[Exercise 1]:
Print the records from their first line through the line containing "dim-label: 4.6: [99, 331, 105, 340]", reproducing each line unchanged.

[Supplied text]:
══════

Opening day tomorrow!!!
Christian Glisson (January 31, 2011)
College baseball season is upon us! At 5:00 this afternoon, Valdosta State takes on Georgia Southwestern in Americus, thereby signaling the start of spring on college diamonds throughout the land!
Well, on some college diamonds, that is. At Division II schools like Valdosta State, teams are free to commence competition, but Division I schools like Georgia have to wait because of the affront that is the uniform start date.
The uniform start date was foisted upon the rest of us by whiny Big Ten crybabies who think it should be our problem that they were stupid enough to build their universities in places where it snows all the dadgum time. Hey, actions carry consequences, you pretentious bunch of gasbags, and, if you choose to set up shop close to Canada, you need to expect that some of us are going to be ready to start playing baseball sooner than you. We’re not asking y’all to monkey around with hockey season to accommodate us, are we?
But no, these Big Ten buttinskis who enjoy lecturing the rest of us on our behavior even when it’s completely within the rules aren’t content to practice the form of tolerance that tells us to live and let live; they have to tell us what to do, secure in the knowledge that, if they allow different people in different places to make the decisions that seem best to them, widespread freedom and respect for diversity might start breaking out all over the place, and these pompous Puritans in the Midwest will have none of that!
As even advocates of the uniform start date acknowledge, Division I college baseball’s artificially-delayed opening day has some problems, including serious scheduling issues that reduce the frequency and quality of intersectional matchups in a condensed schedule. Nevertheless, the Big Ten has gotten its way, and, now that everyone in Division I college baseball has to wait ‘til the same date to start playing, the playing field has been leveled, right?

══════

(A run of records)

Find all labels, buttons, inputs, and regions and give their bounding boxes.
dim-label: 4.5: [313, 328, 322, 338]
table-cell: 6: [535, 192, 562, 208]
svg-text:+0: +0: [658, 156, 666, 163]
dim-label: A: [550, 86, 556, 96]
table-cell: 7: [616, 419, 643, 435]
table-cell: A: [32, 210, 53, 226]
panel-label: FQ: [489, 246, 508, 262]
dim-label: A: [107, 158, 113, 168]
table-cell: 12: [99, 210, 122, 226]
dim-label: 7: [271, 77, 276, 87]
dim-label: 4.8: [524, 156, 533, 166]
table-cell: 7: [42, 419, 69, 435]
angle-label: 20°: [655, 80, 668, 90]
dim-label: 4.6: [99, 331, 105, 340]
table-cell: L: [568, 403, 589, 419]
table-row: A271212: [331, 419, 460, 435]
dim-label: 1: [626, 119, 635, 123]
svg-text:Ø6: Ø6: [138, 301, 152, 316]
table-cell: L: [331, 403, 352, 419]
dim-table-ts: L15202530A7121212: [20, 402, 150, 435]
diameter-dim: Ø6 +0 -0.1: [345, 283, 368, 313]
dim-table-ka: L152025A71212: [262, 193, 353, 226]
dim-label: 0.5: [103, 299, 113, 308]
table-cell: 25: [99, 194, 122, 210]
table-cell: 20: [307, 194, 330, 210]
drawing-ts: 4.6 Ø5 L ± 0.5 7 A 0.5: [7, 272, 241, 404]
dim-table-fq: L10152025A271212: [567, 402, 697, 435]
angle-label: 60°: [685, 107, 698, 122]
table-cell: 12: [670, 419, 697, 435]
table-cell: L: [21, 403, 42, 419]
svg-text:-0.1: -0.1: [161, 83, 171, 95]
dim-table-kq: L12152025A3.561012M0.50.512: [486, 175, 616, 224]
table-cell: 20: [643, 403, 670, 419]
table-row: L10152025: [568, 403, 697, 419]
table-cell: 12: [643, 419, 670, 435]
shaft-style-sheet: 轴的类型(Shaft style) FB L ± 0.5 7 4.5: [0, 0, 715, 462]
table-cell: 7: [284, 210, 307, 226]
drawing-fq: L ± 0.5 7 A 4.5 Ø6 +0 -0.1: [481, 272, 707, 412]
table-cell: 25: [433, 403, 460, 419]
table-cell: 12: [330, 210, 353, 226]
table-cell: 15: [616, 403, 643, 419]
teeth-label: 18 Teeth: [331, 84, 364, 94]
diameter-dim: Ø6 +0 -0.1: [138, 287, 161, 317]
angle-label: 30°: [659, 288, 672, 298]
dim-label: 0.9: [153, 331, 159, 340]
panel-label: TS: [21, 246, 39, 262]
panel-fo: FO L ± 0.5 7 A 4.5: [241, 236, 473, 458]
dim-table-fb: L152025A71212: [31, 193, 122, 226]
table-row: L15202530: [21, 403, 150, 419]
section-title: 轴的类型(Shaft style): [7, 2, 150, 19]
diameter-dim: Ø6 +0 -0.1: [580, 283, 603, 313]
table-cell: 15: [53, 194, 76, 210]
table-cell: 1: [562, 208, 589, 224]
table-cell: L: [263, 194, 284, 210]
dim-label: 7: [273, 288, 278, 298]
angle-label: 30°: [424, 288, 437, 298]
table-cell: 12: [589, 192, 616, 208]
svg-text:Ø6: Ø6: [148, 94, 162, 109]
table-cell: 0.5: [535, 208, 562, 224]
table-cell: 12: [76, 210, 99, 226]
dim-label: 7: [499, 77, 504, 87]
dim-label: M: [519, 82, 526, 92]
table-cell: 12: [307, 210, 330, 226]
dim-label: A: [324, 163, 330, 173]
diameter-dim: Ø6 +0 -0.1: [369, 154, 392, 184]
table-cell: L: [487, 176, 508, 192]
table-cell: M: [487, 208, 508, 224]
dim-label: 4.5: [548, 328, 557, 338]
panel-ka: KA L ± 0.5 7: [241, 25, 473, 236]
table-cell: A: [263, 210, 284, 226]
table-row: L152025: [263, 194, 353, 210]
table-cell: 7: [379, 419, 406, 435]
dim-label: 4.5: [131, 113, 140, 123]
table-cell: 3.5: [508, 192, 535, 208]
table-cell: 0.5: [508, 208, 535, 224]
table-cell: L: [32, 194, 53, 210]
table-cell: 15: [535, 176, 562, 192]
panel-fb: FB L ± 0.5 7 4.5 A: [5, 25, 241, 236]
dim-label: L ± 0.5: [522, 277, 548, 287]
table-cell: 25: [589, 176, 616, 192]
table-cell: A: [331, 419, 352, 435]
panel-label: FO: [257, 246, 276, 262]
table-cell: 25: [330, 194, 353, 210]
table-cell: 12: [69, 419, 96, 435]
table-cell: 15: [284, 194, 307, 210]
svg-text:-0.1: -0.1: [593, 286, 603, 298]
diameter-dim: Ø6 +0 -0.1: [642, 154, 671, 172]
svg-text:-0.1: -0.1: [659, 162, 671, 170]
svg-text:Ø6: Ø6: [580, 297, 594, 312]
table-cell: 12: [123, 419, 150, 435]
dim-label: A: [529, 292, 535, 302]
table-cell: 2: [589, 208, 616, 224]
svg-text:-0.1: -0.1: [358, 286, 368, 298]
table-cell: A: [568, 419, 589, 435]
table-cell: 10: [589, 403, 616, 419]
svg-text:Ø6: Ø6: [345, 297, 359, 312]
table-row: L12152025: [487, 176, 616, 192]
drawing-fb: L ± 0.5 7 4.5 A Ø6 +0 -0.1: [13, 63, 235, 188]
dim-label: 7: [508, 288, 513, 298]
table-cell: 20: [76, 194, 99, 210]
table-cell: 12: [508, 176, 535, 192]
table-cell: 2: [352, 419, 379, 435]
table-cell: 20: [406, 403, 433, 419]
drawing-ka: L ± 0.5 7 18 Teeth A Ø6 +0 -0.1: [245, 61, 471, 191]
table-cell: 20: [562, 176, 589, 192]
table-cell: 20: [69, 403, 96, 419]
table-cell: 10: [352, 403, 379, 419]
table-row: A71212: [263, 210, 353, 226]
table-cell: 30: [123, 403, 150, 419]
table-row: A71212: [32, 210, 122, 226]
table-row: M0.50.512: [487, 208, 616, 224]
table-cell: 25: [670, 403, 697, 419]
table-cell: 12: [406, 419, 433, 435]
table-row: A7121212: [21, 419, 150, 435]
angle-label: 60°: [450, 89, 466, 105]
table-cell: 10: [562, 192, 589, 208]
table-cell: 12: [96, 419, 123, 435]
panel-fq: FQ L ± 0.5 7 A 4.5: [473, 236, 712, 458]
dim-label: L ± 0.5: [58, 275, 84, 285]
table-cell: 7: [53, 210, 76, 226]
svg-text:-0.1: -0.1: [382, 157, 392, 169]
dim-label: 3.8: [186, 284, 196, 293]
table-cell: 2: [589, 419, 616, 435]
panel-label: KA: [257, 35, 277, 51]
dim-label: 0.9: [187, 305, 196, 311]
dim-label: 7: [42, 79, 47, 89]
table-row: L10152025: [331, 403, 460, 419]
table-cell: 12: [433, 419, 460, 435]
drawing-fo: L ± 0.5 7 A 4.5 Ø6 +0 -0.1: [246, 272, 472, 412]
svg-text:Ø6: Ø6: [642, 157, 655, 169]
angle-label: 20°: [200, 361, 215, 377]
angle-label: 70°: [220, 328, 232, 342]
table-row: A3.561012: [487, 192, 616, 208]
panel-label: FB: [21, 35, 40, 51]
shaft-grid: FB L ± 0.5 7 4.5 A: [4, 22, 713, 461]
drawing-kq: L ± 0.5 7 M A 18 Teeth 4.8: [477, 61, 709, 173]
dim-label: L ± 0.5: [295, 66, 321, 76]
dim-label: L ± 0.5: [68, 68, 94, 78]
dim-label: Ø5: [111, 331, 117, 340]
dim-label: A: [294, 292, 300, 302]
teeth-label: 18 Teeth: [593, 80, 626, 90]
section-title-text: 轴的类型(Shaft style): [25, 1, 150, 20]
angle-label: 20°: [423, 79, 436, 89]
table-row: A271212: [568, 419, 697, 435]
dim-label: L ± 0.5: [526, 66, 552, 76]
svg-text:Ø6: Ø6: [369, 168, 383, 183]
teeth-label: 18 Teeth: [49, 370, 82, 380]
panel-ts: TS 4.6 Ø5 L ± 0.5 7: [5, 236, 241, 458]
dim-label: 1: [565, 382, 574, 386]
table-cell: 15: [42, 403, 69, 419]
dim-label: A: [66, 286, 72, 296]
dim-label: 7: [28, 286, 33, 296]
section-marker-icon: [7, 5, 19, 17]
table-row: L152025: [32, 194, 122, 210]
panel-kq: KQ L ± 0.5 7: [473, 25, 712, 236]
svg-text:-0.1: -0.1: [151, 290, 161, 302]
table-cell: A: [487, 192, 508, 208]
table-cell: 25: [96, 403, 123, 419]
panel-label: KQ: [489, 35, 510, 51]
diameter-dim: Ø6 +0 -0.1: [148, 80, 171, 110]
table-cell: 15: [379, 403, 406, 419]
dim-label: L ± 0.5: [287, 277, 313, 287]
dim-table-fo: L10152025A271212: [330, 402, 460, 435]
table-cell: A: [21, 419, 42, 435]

══════

[Exercise 2]:
Which schools does the college baseball post name? List every one.

[Correct output 1]:
Find all labels, buttons, inputs, and regions and give their bounding boxes.
dim-label: 4.5: [313, 328, 322, 338]
table-cell: 6: [535, 192, 562, 208]
svg-text:+0: +0: [658, 156, 666, 163]
dim-label: A: [550, 86, 556, 96]
table-cell: 7: [616, 419, 643, 435]
table-cell: A: [32, 210, 53, 226]
panel-label: FQ: [489, 246, 508, 262]
dim-label: A: [107, 158, 113, 168]
table-cell: 12: [99, 210, 122, 226]
dim-label: 7: [271, 77, 276, 87]
dim-label: 4.8: [524, 156, 533, 166]
table-cell: 7: [42, 419, 69, 435]
angle-label: 20°: [655, 80, 668, 90]
dim-label: 4.6: [99, 331, 105, 340]

[Correct output 2]:
Valdosta State
Georgia Southwestern
Georgia